▸ **Supplied entries**:
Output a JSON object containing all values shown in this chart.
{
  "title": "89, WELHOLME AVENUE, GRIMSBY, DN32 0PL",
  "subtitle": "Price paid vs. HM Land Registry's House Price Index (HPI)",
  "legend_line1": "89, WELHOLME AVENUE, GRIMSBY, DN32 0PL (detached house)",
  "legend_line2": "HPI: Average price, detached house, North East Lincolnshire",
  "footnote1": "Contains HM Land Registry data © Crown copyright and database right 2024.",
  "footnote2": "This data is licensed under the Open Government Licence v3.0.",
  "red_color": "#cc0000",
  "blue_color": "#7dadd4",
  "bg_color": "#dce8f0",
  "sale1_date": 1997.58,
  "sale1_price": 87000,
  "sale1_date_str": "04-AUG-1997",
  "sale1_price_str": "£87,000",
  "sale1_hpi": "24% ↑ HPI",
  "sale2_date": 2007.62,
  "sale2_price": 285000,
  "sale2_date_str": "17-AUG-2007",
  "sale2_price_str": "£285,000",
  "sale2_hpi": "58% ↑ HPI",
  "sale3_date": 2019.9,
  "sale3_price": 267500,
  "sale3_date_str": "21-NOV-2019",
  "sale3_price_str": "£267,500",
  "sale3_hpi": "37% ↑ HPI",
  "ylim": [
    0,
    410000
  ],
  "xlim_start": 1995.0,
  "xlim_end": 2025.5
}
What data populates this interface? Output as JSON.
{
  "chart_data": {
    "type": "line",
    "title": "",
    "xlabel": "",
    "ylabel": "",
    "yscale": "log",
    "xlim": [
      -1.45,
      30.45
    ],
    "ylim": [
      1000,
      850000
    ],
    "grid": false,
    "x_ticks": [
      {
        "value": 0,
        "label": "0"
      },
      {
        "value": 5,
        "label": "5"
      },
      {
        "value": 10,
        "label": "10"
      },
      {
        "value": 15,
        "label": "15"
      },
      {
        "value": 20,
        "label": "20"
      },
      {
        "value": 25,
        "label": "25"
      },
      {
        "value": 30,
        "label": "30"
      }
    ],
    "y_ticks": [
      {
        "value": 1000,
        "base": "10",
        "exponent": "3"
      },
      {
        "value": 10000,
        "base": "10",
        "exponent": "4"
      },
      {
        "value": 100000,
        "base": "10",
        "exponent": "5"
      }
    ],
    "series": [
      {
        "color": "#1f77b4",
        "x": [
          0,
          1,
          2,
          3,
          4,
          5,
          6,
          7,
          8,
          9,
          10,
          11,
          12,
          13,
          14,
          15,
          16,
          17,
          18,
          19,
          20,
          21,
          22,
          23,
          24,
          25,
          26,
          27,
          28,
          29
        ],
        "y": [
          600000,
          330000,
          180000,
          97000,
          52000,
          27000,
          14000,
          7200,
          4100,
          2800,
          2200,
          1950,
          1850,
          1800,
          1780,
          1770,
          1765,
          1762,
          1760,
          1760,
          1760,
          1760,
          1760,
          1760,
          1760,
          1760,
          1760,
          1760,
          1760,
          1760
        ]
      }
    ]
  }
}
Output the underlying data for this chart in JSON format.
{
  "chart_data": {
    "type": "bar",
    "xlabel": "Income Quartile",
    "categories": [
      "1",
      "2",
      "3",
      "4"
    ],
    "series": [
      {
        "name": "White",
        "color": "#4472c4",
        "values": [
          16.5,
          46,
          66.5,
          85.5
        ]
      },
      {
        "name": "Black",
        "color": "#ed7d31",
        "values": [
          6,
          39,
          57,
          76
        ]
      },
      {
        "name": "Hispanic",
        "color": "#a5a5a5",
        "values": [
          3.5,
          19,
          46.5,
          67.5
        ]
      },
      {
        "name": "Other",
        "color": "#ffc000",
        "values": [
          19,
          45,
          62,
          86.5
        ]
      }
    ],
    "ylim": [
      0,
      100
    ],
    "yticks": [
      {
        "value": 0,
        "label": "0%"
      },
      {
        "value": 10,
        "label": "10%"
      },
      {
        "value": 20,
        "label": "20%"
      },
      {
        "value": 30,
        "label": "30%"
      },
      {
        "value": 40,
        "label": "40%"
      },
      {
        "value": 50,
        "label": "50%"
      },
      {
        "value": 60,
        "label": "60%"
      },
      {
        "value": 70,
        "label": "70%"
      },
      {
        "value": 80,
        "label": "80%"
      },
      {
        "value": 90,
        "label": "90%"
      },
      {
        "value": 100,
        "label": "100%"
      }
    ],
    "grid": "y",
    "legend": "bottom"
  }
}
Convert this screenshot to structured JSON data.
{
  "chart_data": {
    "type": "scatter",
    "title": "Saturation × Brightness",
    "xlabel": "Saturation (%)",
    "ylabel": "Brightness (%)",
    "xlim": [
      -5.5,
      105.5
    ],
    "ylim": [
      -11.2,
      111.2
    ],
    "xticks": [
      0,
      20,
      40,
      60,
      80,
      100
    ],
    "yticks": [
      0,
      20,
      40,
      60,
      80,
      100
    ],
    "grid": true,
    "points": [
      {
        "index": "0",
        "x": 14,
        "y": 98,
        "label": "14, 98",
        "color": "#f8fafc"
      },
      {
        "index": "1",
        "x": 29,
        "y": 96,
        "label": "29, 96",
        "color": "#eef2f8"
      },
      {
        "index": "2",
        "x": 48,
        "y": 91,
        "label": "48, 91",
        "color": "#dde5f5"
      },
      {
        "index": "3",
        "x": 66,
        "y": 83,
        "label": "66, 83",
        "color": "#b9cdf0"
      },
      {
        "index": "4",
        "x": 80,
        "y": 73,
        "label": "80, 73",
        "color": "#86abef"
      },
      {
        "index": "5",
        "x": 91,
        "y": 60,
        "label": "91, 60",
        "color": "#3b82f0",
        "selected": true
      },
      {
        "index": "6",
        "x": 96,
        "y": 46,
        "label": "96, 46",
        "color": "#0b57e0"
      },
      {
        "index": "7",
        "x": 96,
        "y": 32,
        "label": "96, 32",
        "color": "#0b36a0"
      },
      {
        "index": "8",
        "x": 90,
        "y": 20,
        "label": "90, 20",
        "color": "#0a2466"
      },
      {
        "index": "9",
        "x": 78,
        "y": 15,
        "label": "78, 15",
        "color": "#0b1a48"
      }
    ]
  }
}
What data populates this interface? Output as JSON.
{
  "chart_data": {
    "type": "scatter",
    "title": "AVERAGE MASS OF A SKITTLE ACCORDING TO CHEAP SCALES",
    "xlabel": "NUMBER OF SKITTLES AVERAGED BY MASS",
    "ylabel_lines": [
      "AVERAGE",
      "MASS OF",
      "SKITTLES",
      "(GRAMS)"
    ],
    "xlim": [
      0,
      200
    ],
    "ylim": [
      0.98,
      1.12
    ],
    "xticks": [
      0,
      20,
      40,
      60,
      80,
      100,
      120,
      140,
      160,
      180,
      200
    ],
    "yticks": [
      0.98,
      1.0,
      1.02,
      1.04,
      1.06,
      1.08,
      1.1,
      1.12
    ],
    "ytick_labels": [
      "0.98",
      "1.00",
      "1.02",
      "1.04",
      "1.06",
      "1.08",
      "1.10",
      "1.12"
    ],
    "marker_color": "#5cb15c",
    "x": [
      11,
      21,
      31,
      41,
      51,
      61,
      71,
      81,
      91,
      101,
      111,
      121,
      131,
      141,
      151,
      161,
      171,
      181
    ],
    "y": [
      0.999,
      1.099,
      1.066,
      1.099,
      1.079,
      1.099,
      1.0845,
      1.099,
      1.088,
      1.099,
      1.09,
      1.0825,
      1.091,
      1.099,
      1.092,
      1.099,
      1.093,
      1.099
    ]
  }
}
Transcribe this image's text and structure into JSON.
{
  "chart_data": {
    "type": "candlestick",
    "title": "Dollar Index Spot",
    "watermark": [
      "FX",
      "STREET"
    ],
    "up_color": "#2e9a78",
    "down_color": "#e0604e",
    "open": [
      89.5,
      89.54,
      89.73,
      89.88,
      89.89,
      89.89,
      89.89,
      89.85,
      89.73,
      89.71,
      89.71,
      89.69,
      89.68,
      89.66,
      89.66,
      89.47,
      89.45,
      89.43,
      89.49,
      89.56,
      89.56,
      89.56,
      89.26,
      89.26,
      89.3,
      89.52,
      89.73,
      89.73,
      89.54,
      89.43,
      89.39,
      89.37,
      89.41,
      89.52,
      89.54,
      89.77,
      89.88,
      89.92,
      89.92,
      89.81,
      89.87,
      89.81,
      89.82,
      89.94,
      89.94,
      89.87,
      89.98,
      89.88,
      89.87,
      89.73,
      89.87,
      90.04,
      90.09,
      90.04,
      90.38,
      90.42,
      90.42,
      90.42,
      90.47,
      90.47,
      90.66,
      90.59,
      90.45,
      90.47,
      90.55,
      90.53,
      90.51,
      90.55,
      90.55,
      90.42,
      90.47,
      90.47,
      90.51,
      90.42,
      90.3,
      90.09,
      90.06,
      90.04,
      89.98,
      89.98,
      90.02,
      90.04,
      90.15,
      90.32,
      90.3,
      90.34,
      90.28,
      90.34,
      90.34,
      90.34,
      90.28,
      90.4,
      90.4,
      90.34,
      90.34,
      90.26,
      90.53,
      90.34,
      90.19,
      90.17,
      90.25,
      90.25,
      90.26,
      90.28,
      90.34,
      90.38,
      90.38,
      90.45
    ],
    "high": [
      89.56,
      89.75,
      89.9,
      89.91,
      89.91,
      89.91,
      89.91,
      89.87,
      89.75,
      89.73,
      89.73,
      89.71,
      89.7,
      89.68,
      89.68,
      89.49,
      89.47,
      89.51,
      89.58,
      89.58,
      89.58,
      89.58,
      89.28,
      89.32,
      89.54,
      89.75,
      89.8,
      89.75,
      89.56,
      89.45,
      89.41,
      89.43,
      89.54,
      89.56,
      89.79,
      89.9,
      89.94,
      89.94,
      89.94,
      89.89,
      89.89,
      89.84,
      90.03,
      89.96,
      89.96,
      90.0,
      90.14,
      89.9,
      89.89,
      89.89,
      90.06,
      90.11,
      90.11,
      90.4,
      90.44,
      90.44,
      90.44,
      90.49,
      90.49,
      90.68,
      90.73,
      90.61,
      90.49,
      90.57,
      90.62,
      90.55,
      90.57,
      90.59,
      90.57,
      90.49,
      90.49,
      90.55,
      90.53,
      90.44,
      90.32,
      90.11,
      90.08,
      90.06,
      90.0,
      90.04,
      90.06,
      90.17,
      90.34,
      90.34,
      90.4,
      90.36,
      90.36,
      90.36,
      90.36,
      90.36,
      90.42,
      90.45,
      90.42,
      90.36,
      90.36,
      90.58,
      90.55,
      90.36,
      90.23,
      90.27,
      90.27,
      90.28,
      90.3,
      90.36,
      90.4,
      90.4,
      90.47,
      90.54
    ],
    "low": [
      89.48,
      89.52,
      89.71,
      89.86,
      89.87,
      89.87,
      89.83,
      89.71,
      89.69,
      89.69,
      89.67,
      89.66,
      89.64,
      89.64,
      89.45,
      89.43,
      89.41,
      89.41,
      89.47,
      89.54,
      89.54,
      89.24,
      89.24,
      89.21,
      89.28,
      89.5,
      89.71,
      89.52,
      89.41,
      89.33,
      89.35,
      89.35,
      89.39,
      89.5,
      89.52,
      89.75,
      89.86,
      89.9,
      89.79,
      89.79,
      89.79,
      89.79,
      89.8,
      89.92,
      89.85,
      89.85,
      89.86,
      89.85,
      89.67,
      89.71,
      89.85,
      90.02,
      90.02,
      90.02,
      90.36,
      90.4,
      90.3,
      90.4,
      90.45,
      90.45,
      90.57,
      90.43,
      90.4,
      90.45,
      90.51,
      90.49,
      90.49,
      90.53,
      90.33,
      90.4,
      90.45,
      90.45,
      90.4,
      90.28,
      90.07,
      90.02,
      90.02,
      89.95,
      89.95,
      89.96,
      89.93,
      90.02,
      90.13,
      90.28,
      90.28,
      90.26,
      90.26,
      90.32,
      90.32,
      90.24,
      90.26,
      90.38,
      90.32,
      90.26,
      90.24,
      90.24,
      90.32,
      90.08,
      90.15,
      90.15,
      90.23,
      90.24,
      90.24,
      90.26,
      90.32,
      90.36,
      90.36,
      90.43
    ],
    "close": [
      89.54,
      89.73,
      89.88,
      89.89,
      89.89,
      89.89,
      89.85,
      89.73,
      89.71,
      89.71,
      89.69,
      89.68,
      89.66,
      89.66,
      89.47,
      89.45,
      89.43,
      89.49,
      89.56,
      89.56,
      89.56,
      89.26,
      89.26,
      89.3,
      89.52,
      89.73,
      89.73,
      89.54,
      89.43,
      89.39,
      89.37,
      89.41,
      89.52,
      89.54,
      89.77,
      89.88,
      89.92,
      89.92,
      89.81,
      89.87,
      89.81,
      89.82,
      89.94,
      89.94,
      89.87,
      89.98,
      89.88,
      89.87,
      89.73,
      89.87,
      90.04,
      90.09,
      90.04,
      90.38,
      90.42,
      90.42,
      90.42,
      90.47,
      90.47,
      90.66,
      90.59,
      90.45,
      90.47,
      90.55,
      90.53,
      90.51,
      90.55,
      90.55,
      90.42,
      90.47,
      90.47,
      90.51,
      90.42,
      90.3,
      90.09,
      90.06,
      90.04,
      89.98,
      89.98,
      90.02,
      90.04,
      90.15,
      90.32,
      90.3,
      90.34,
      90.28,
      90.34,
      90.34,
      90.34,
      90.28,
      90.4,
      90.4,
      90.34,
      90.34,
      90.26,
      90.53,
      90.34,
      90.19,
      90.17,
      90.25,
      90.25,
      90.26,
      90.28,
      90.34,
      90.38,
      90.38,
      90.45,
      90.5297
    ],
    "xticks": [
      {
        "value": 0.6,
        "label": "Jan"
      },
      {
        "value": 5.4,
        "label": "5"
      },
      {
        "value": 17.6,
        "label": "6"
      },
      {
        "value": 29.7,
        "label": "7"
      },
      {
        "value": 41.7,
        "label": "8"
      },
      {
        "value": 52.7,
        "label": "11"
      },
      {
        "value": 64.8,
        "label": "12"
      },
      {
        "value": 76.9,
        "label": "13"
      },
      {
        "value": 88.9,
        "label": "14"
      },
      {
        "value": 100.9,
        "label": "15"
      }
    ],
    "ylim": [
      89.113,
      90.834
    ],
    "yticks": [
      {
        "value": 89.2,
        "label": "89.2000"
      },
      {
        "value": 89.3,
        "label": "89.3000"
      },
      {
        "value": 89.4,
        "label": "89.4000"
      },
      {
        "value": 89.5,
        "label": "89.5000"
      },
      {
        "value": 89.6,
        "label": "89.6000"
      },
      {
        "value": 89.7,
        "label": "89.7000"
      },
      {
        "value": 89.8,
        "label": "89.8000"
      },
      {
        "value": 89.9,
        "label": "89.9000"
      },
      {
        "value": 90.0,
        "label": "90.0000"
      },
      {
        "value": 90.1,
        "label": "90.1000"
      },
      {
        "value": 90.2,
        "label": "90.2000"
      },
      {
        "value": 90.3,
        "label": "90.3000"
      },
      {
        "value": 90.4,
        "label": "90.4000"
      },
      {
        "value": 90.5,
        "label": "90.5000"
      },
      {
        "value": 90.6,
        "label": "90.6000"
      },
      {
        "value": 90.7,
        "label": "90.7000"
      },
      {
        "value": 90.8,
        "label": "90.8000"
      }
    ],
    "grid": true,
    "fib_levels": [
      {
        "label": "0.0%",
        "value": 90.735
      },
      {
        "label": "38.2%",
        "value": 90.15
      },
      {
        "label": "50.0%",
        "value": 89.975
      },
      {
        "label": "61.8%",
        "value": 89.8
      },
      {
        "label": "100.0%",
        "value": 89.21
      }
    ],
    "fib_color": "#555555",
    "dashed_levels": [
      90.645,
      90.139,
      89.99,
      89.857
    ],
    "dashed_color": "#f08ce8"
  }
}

▸ **What this task involves**:
Pull out each line containing the word "name" and copy it.

▸ **Reply to the exercise**:
        "name": "White",
        "name": "Black",
        "name": "Hispanic",
        "name": "Other",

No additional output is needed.